Assigned task A >>
Could you rewrite the paragraph beginning "The core issue with Xiaomi phone" from the Xiaomi payment flaw article below in fewer words, keeping its main facts?
Assigned task B >>
How would the article on the Xiaomi payment vulnerability go on after its last paragraph? Write the next part.

Extracted text >>
--*--

While details of the bug’s impact were limited at the time Xiaomi disclosed the vulnerability in June, researchers at Check Point have outlined in its postmortem of the patched bug and the full potential impact of the flaw.
The core issue with Xiaomi phone was the mobile phones payment method and the Trusted Execution Environment (TEE) component of the phone. The TEE is the Xiaomi’s virtual enclave of the phone, responsible for processing and storing ultra-sensitive security information such fingerprints and the cryptographic keys used in signing transactions.
“Left unpatched, an attacker could steal private keys used to sign WeChat Pay control and payment packages. Worst case, an unprivileged Android app could have created and signed a fake payment package,” researchers wrote.
Two types of attacks could have been performed against handsets with the flaw according to Check Point.
Controlling the TEE, according to Check Point, is a MediaTek chip component that needed to be present to conduct the attack. To be clear, the flaw was not in the MediaTek chip – however the bug was only executable in phones configured with the MediaTek processor.

--*--

Data provided >>

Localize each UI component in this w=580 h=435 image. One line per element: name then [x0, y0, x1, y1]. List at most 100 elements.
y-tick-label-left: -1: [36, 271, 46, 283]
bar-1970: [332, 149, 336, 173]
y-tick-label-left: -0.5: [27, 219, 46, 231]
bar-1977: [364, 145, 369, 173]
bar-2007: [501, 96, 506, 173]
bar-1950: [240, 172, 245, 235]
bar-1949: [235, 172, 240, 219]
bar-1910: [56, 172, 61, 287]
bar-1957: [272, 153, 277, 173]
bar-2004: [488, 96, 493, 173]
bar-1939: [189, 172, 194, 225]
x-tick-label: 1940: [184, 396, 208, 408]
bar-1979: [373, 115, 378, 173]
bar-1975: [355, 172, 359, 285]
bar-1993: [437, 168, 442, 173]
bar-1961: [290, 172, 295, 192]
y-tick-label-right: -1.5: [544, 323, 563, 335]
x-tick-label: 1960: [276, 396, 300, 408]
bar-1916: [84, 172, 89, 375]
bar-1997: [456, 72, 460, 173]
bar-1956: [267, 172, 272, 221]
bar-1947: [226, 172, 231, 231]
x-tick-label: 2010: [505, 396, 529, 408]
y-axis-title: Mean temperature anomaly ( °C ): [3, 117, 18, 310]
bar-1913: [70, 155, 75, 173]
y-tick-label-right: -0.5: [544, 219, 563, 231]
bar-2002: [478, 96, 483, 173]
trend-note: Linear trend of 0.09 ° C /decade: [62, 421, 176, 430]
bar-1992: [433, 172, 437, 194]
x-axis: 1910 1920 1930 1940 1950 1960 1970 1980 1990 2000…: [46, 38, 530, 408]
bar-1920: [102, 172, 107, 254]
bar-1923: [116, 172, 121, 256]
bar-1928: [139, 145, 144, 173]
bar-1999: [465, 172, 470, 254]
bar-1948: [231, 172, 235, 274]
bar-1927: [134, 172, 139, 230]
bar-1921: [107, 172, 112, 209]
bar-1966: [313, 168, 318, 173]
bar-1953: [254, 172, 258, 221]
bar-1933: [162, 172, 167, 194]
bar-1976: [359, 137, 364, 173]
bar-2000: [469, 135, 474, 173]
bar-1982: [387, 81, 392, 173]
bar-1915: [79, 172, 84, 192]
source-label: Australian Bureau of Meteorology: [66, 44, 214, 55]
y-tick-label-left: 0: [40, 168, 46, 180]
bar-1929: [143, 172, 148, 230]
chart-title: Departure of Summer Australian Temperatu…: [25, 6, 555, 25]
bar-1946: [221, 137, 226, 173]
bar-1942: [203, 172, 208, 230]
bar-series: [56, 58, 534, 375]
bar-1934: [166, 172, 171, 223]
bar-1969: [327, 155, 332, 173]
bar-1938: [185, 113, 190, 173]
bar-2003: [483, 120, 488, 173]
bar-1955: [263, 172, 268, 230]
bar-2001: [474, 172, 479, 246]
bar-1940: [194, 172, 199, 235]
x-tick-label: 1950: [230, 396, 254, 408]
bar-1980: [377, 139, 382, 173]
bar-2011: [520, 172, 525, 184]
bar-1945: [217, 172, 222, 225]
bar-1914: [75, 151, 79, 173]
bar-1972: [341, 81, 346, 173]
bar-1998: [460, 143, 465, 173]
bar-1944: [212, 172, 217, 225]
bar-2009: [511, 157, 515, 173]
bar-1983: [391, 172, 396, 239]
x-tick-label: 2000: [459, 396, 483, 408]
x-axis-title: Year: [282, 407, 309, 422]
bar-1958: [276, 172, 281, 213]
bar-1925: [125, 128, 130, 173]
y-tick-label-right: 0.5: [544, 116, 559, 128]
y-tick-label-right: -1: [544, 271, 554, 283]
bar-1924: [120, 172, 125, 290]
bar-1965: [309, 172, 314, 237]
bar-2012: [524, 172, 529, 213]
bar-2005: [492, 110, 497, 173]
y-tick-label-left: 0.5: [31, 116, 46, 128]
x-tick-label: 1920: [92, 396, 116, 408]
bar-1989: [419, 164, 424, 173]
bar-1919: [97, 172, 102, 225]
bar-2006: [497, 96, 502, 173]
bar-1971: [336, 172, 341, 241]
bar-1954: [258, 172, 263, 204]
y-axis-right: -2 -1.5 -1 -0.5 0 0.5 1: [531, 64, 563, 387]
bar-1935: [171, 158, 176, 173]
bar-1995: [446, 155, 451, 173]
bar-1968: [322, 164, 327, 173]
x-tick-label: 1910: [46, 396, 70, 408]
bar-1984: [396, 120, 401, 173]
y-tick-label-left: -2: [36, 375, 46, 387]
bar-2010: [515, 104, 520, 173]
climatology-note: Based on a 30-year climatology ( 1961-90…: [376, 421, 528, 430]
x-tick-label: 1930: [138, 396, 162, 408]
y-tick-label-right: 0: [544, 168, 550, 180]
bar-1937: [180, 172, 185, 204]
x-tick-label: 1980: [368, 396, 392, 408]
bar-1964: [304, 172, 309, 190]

--*--

Reply A >>
The problem lay in the phone's mobile payment method and its Trusted Execution Environment (TEE). The TEE is the phone's virtual enclave that processes and stores highly sensitive security data, such as fingerprints and the cryptographic keys that sign transactions.

Reply B >>
“The Asian market,” the researchers noted, is “mainly represented by smartphones based on MediaTek chips.” Xiaomi phones that run on MediaTek chips use a TEE architecture called “Kinibi,” within which Xiaomi can embed and sign their own trusted applications.
“Usually, trusted apps of the Kinibi OS have the MCLF format” – Mobicore Loadable Format – “but Xiaomi decided to come up with one of their own.” Within their own format, however, was a flaw: an absence of version control, without which “an attacker can transfer an old version of a trusted app to the device and use it to overwrite the new app file.” The signature between versions doesn’t change, so the TEE doesn’t know the difference, and it loads the old one.
In essence the attacker could’ve turned back time, bypassing any security fixes made by Xiaomi or MediaTek in the most sensitive area of the phone.
As a case-in-point, the researchers targeted “Tencent soter,” Xiaomi’s embedded framework providing an API to third-party apps that want to integrate mobile payments. Soter is what’s responsible for verifying payments between phones and backend servers, for hundreds of millions of Android devices worldwide. The researchers performed time travel to exploit an arbitrary read vulnerability in the soter app. This allowed them to steal the private keys used to sign transactions.
The arbitrary read vulnerability is already patched, while the version control vulnerability is “being fixed.”
In addition, the researchers came up with one other trick for exploiting soter.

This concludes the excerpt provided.